Exercise directions
Please set down every line of the records below exactly, without the pictures.

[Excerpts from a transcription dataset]
□ □ □ □ □ □ □
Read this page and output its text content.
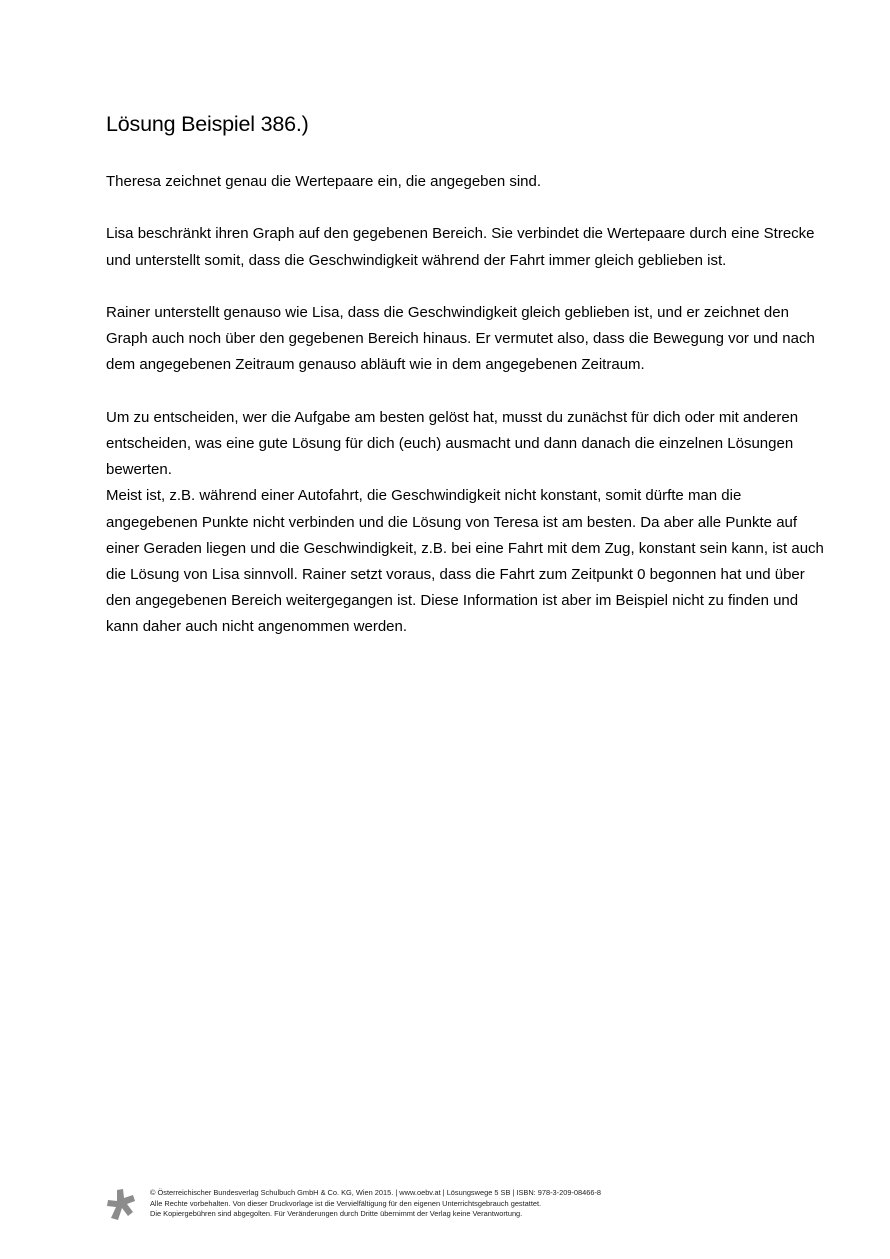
Lösung Beispiel 386.)

Theresa zeichnet genau die Wertepaare ein, die angegeben sind.

Lisa beschränkt ihren Graph auf den gegebenen Bereich. Sie verbindet die Wertepaare durch eine Strecke und unterstellt somit, dass die Geschwindigkeit während der Fahrt immer gleich geblieben ist.

Rainer unterstellt genauso wie Lisa, dass die Geschwindigkeit gleich geblieben ist, und er zeichnet den Graph auch noch über den gegebenen Bereich hinaus. Er vermutet also, dass die Bewegung vor und nach dem angegebenen Zeitraum genauso abläuft wie in dem angegebenen Zeitraum.

Um zu entscheiden, wer die Aufgabe am besten gelöst hat, musst du zunächst für dich oder mit anderen entscheiden, was eine gute Lösung für dich (euch) ausmacht und dann danach die einzelnen Lösungen bewerten.

Meist ist, z.B. während einer Autofahrt, die Geschwindigkeit nicht konstant, somit dürfte man die angegebenen Punkte nicht verbinden und die Lösung von Teresa ist am besten. Da aber alle Punkte auf einer Geraden liegen und die Geschwindigkeit, z.B. bei eine Fahrt mit dem Zug, konstant sein kann, ist auch die Lösung von Lisa sinnvoll. Rainer setzt voraus, dass die Fahrt zum Zeitpunkt 0 begonnen hat und über den angegebenen Bereich weitergegangen ist. Diese Information ist aber im Beispiel nicht zu finden und kann daher auch nicht angenommen werden.

© Österreichischer Bundesverlag Schulbuch GmbH & Co. KG, Wien 2015. | www.oebv.at | Lösungswege 5 SB | ISBN: 978-3-209-08466-8
Alle Rechte vorbehalten. Von dieser Druckvorlage ist die Vervielfältigung für den eigenen Unterrichtsgebrauch gestattet.
Die Kopiergebühren sind abgegolten. Für Veränderungen durch Dritte übernimmt der Verlag keine Verantwortung.
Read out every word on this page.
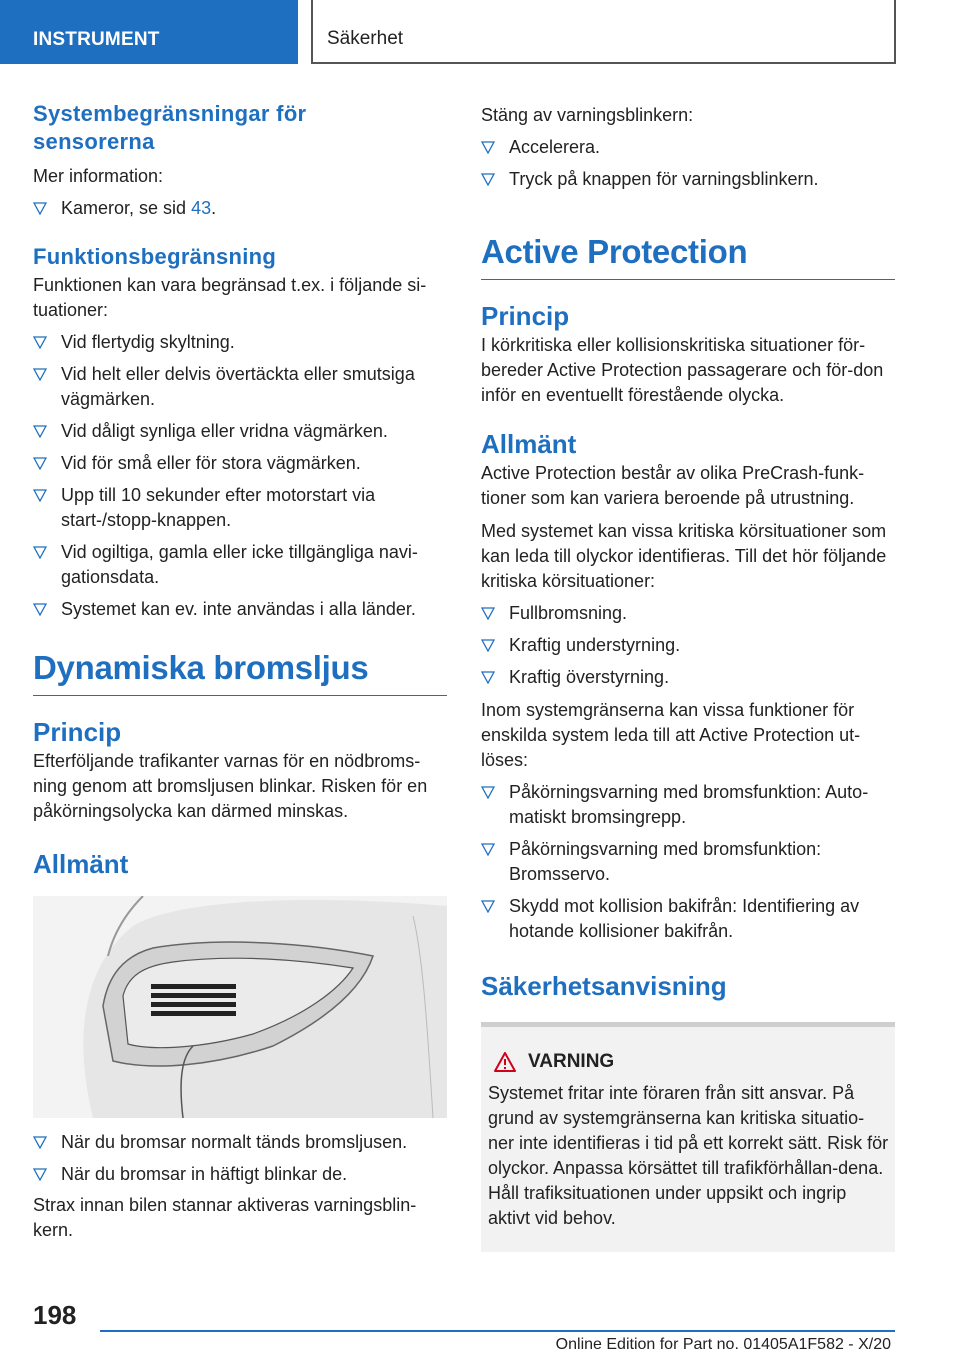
INSTRUMENT	Säkerhet
Systembegränsningar för sensorerna

Mer information:

Kameror, se sid 43.
Funktionsbegränsning

Funktionen kan vara begränsad t.ex. i följande si-tuationer:

Vid flertydig skyltning.
Vid helt eller delvis övertäckta eller smutsiga vägmärken.
Vid dåligt synliga eller vridna vägmärken.
Vid för små eller för stora vägmärken.
Upp till 10 sekunder efter motorstart via start-/stopp-knappen.
Vid ogiltiga, gamla eller icke tillgängliga navi-gationsdata.
Systemet kan ev. inte användas i alla länder.
Dynamiska bromsljus
Princip

Efterföljande trafikanter varnas för en nödbroms-ning genom att bromsljusen blinkar. Risken för en påkörningsolycka kan därmed minskas.

Allmänt
När du bromsar normalt tänds bromsljusen.
När du bromsar in häftigt blinkar de.

Strax innan bilen stannar aktiveras varningsblin-kern.

Stäng av varningsblinkern:

Accelerera.
Tryck på knappen för varningsblinkern.
Active Protection
Princip

I körkritiska eller kollisionskritiska situationer för-bereder Active Protection passagerare och för-don inför en eventuellt förestående olycka.

Allmänt

Active Protection består av olika PreCrash-funk-tioner som kan variera beroende på utrustning.

Med systemet kan vissa kritiska körsituationer som kan leda till olyckor identifieras. Till det hör följande kritiska körsituationer:

Fullbromsning.
Kraftig understyrning.
Kraftig överstyrning.

Inom systemgränserna kan vissa funktioner för enskilda system leda till att Active Protection ut-löses:

Påkörningsvarning med bromsfunktion: Auto-matiskt bromsingrepp.
Påkörningsvarning med bromsfunktion: Bromsservo.
Skydd mot kollision bakifrån: Identifiering av hotande kollisioner bakifrån.
Säkerhetsanvisning
VARNING

Systemet fritar inte föraren från sitt ansvar. På grund av systemgränserna kan kritiska situatio-ner inte identifieras i tid på ett korrekt sätt. Risk för olyckor. Anpassa körsättet till trafikförhållan-dena. Håll trafiksituationen under uppsikt och ingrip aktivt vid behov.

198
Online Edition for Part no. 01405A1F582 - X/20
□ □ □ □ □ □ □
Written reply
Read this page and output its text content.
Lösung Beispiel 386.)

Theresa zeichnet genau die Wertepaare ein, die angegeben sind.

Lisa beschränkt ihren Graph auf den gegebenen Bereich. Sie verbindet die Wertepaare durch eine Strecke und unterstellt somit, dass die Geschwindigkeit während der Fahrt immer gleich geblieben ist.

Rainer unterstellt genauso wie Lisa, dass die Geschwindigkeit gleich geblieben ist, und er zeichnet den Graph auch noch über den gegebenen Bereich hinaus. Er vermutet also, dass die Bewegung vor und nach dem angegebenen Zeitraum genauso abläuft wie in dem angegebenen Zeitraum.

Um zu entscheiden, wer die Aufgabe am besten gelöst hat, musst du zunächst für dich oder mit anderen entscheiden, was eine gute Lösung für dich (euch) ausmacht und dann danach die einzelnen Lösungen bewerten.

Meist ist, z.B. während einer Autofahrt, die Geschwindigkeit nicht konstant, somit dürfte man die angegebenen Punkte nicht verbinden und die Lösung von Teresa ist am besten. Da aber alle Punkte auf einer Geraden liegen und die Geschwindigkeit, z.B. bei eine Fahrt mit dem Zug, konstant sein kann, ist auch die Lösung von Lisa sinnvoll. Rainer setzt voraus, dass die Fahrt zum Zeitpunkt 0 begonnen hat und über den angegebenen Bereich weitergegangen ist. Diese Information ist aber im Beispiel nicht zu finden und kann daher auch nicht angenommen werden.

© Österreichischer Bundesverlag Schulbuch GmbH & Co. KG, Wien 2015. | www.oebv.at | Lösungswege 5 SB | ISBN: 978-3-209-08466-8
Alle Rechte vorbehalten. Von dieser Druckvorlage ist die Vervielfältigung für den eigenen Unterrichtsgebrauch gestattet.
Die Kopiergebühren sind abgegolten. Für Veränderungen durch Dritte übernimmt der Verlag keine Verantwortung.
Read out every word on this page.
INSTRUMENT	Säkerhet
Systembegränsningar för sensorerna

Mer information:

Kameror, se sid 43.
Funktionsbegränsning

Funktionen kan vara begränsad t.ex. i följande si-tuationer:

Vid flertydig skyltning.
Vid helt eller delvis övertäckta eller smutsiga vägmärken.
Vid dåligt synliga eller vridna vägmärken.
Vid för små eller för stora vägmärken.
Upp till 10 sekunder efter motorstart via start-/stopp-knappen.
Vid ogiltiga, gamla eller icke tillgängliga navi-gationsdata.
Systemet kan ev. inte användas i alla länder.
Dynamiska bromsljus
Princip

Efterföljande trafikanter varnas för en nödbroms-ning genom att bromsljusen blinkar. Risken för en påkörningsolycka kan därmed minskas.

Allmänt
När du bromsar normalt tänds bromsljusen.
När du bromsar in häftigt blinkar de.

Strax innan bilen stannar aktiveras varningsblin-kern.

Stäng av varningsblinkern:

Accelerera.
Tryck på knappen för varningsblinkern.
Active Protection
Princip

I körkritiska eller kollisionskritiska situationer för-bereder Active Protection passagerare och för-don inför en eventuellt förestående olycka.

Allmänt

Active Protection består av olika PreCrash-funk-tioner som kan variera beroende på utrustning.

Med systemet kan vissa kritiska körsituationer som kan leda till olyckor identifieras. Till det hör följande kritiska körsituationer:

Fullbromsning.
Kraftig understyrning.
Kraftig överstyrning.

Inom systemgränserna kan vissa funktioner för enskilda system leda till att Active Protection ut-löses:

Påkörningsvarning med bromsfunktion: Auto-matiskt bromsingrepp.
Påkörningsvarning med bromsfunktion: Bromsservo.
Skydd mot kollision bakifrån: Identifiering av hotande kollisioner bakifrån.
Säkerhetsanvisning
VARNING

Systemet fritar inte föraren från sitt ansvar. På grund av systemgränserna kan kritiska situatio-ner inte identifieras i tid på ett korrekt sätt. Risk för olyckor. Anpassa körsättet till trafikförhållan-dena. Håll trafiksituationen under uppsikt och ingrip aktivt vid behov.

198
Online Edition for Part no. 01405A1F582 - X/20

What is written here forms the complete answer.